PROMPT → All of the records below must be output exactly, with no pictures carried over.

Figure record listings:

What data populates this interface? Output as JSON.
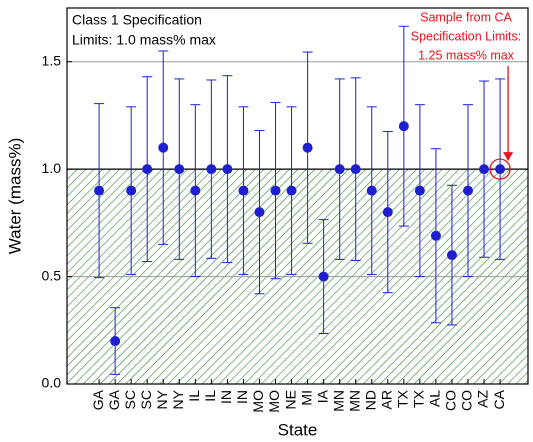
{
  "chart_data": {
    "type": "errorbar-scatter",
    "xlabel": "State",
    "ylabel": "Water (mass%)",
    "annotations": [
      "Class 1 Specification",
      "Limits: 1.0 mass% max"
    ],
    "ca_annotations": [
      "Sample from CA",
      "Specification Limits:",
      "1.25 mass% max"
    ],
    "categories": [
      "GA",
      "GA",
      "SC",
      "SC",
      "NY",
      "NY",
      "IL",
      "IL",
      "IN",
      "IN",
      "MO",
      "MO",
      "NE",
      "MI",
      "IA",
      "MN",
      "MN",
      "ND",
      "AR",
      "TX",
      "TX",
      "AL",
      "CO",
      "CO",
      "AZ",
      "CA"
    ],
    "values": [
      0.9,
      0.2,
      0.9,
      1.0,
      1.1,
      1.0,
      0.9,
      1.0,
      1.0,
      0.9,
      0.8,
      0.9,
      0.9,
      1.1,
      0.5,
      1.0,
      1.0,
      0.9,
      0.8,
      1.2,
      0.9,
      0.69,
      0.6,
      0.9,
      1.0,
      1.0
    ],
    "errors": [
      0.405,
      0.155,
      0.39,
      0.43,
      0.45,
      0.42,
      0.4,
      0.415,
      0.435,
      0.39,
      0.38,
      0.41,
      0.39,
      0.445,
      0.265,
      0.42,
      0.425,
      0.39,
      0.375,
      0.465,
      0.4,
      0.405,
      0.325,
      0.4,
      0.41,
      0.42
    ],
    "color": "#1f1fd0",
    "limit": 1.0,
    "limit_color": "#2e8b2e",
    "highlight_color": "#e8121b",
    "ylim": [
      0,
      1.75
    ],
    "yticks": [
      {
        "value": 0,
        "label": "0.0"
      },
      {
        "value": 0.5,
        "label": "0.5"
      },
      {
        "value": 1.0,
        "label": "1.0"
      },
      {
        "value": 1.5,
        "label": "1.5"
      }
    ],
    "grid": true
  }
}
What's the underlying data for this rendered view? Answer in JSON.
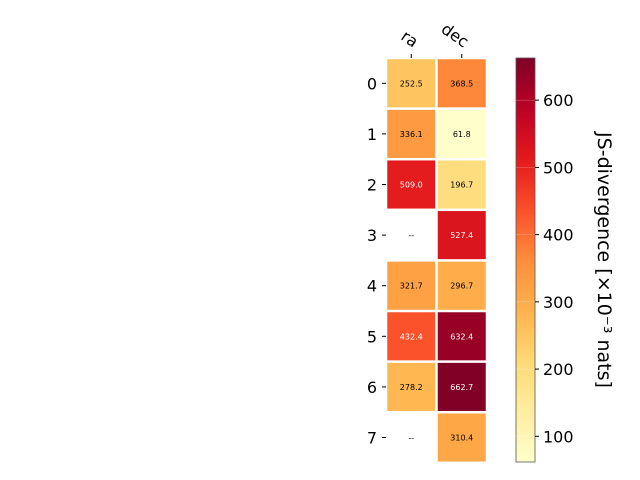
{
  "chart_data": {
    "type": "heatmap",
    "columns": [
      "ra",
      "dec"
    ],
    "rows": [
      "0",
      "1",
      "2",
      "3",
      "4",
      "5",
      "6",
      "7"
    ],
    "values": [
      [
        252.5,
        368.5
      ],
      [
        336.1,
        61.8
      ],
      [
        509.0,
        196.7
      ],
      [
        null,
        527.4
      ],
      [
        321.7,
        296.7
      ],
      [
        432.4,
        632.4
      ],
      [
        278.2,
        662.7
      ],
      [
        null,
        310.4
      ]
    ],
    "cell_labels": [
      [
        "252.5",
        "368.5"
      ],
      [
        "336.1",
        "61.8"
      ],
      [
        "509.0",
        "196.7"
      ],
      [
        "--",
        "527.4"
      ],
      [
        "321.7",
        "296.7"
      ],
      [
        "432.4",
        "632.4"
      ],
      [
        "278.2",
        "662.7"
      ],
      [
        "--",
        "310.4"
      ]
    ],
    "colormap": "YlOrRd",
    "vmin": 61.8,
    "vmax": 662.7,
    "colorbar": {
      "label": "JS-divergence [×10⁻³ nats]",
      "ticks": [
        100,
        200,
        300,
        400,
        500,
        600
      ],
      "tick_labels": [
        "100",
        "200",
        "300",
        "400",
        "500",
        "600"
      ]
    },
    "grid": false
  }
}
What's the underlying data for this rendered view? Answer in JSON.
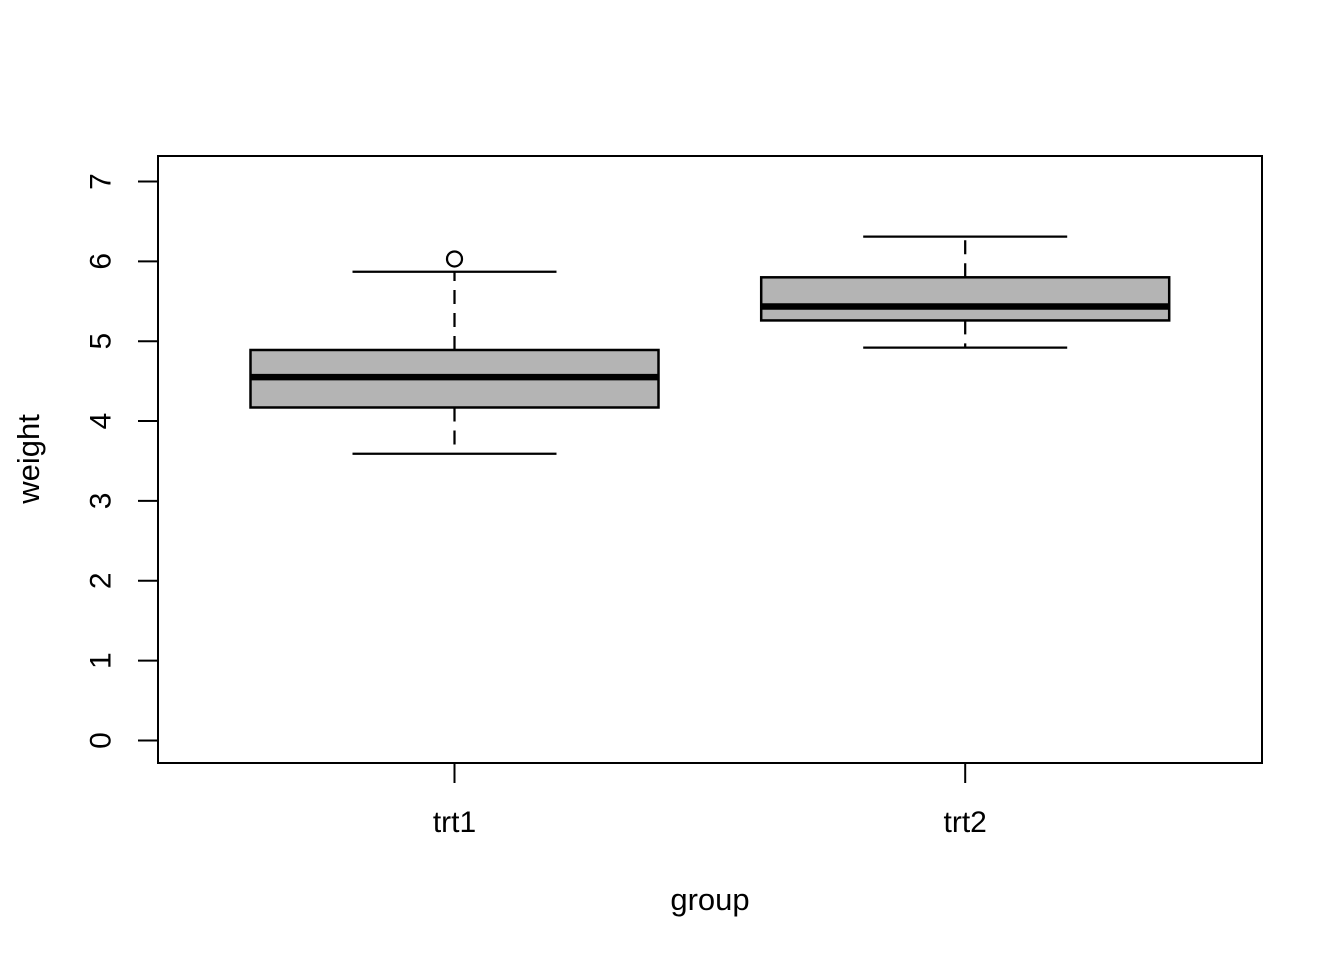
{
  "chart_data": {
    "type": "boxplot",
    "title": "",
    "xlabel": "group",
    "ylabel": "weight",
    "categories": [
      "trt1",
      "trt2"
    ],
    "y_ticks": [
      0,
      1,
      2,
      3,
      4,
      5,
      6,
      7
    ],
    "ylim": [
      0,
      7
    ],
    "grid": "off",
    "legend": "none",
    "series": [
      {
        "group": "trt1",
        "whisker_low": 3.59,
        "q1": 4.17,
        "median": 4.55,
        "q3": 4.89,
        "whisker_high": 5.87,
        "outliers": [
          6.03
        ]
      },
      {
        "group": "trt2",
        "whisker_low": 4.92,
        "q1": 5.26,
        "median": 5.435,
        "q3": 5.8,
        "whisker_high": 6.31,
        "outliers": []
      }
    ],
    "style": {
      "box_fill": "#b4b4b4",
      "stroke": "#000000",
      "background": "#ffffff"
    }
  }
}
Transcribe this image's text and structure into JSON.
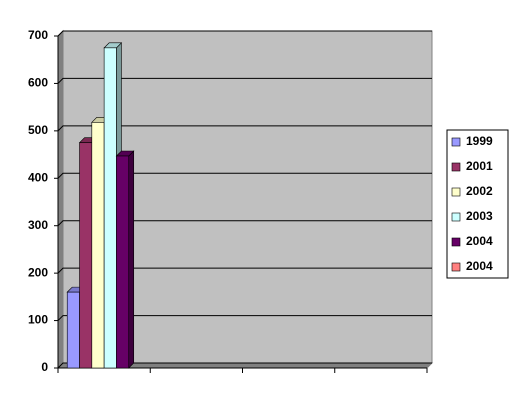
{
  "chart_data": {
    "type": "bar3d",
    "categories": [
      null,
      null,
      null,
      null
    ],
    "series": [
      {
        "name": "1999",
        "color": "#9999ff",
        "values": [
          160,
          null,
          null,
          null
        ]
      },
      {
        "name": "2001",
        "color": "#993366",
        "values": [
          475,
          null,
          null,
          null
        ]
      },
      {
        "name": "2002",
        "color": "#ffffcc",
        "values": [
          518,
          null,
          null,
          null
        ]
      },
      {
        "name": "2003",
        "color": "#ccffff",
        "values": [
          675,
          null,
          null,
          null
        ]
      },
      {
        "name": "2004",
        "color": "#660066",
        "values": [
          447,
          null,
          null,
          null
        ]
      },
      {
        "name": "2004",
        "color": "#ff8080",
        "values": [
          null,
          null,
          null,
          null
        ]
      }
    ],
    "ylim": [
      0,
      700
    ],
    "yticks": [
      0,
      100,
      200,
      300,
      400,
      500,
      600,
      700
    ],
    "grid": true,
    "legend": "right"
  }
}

WRITTEN ANSWER →
What data populates this interface? Output as JSON.
{
  "chart_data": {
    "type": "errorbar-scatter",
    "xlabel": "State",
    "ylabel": "Water (mass%)",
    "annotations": [
      "Class 1 Specification",
      "Limits: 1.0 mass% max"
    ],
    "ca_annotations": [
      "Sample from CA",
      "Specification Limits:",
      "1.25 mass% max"
    ],
    "categories": [
      "GA",
      "GA",
      "SC",
      "SC",
      "NY",
      "NY",
      "IL",
      "IL",
      "IN",
      "IN",
      "MO",
      "MO",
      "NE",
      "MI",
      "IA",
      "MN",
      "MN",
      "ND",
      "AR",
      "TX",
      "TX",
      "AL",
      "CO",
      "CO",
      "AZ",
      "CA"
    ],
    "values": [
      0.9,
      0.2,
      0.9,
      1.0,
      1.1,
      1.0,
      0.9,
      1.0,
      1.0,
      0.9,
      0.8,
      0.9,
      0.9,
      1.1,
      0.5,
      1.0,
      1.0,
      0.9,
      0.8,
      1.2,
      0.9,
      0.69,
      0.6,
      0.9,
      1.0,
      1.0
    ],
    "errors": [
      0.405,
      0.155,
      0.39,
      0.43,
      0.45,
      0.42,
      0.4,
      0.415,
      0.435,
      0.39,
      0.38,
      0.41,
      0.39,
      0.445,
      0.265,
      0.42,
      0.425,
      0.39,
      0.375,
      0.465,
      0.4,
      0.405,
      0.325,
      0.4,
      0.41,
      0.42
    ],
    "color": "#1f1fd0",
    "limit": 1.0,
    "limit_color": "#2e8b2e",
    "highlight_color": "#e8121b",
    "ylim": [
      0,
      1.75
    ],
    "yticks": [
      {
        "value": 0,
        "label": "0.0"
      },
      {
        "value": 0.5,
        "label": "0.5"
      },
      {
        "value": 1.0,
        "label": "1.0"
      },
      {
        "value": 1.5,
        "label": "1.5"
      }
    ],
    "grid": true
  }
}
What's the underlying data for this rendered view? Answer in JSON.
{
  "chart_data": {
    "type": "heatmap",
    "columns": [
      "ra",
      "dec"
    ],
    "rows": [
      "0",
      "1",
      "2",
      "3",
      "4",
      "5",
      "6",
      "7"
    ],
    "values": [
      [
        252.5,
        368.5
      ],
      [
        336.1,
        61.8
      ],
      [
        509.0,
        196.7
      ],
      [
        null,
        527.4
      ],
      [
        321.7,
        296.7
      ],
      [
        432.4,
        632.4
      ],
      [
        278.2,
        662.7
      ],
      [
        null,
        310.4
      ]
    ],
    "cell_labels": [
      [
        "252.5",
        "368.5"
      ],
      [
        "336.1",
        "61.8"
      ],
      [
        "509.0",
        "196.7"
      ],
      [
        "--",
        "527.4"
      ],
      [
        "321.7",
        "296.7"
      ],
      [
        "432.4",
        "632.4"
      ],
      [
        "278.2",
        "662.7"
      ],
      [
        "--",
        "310.4"
      ]
    ],
    "colormap": "YlOrRd",
    "vmin": 61.8,
    "vmax": 662.7,
    "colorbar": {
      "label": "JS-divergence [×10⁻³ nats]",
      "ticks": [
        100,
        200,
        300,
        400,
        500,
        600
      ],
      "tick_labels": [
        "100",
        "200",
        "300",
        "400",
        "500",
        "600"
      ]
    },
    "grid": false
  }
}
What's the underlying data for this rendered view? Answer in JSON.
{
  "chart_data": {
    "type": "boxplot",
    "title": "",
    "xlabel": "group",
    "ylabel": "weight",
    "categories": [
      "trt1",
      "trt2"
    ],
    "y_ticks": [
      0,
      1,
      2,
      3,
      4,
      5,
      6,
      7
    ],
    "ylim": [
      0,
      7
    ],
    "grid": "off",
    "legend": "none",
    "series": [
      {
        "group": "trt1",
        "whisker_low": 3.59,
        "q1": 4.17,
        "median": 4.55,
        "q3": 4.89,
        "whisker_high": 5.87,
        "outliers": [
          6.03
        ]
      },
      {
        "group": "trt2",
        "whisker_low": 4.92,
        "q1": 5.26,
        "median": 5.435,
        "q3": 5.8,
        "whisker_high": 6.31,
        "outliers": []
      }
    ],
    "style": {
      "box_fill": "#b4b4b4",
      "stroke": "#000000",
      "background": "#ffffff"
    }
  }
}
Transcribe this image's text and structure into JSON.
{
  "chart_data": {
    "type": "bar3d",
    "categories": [
      null,
      null,
      null,
      null
    ],
    "series": [
      {
        "name": "1999",
        "color": "#9999ff",
        "values": [
          160,
          null,
          null,
          null
        ]
      },
      {
        "name": "2001",
        "color": "#993366",
        "values": [
          475,
          null,
          null,
          null
        ]
      },
      {
        "name": "2002",
        "color": "#ffffcc",
        "values": [
          518,
          null,
          null,
          null
        ]
      },
      {
        "name": "2003",
        "color": "#ccffff",
        "values": [
          675,
          null,
          null,
          null
        ]
      },
      {
        "name": "2004",
        "color": "#660066",
        "values": [
          447,
          null,
          null,
          null
        ]
      },
      {
        "name": "2004",
        "color": "#ff8080",
        "values": [
          null,
          null,
          null,
          null
        ]
      }
    ],
    "ylim": [
      0,
      700
    ],
    "yticks": [
      0,
      100,
      200,
      300,
      400,
      500,
      600,
      700
    ],
    "grid": true,
    "legend": "right"
  }
}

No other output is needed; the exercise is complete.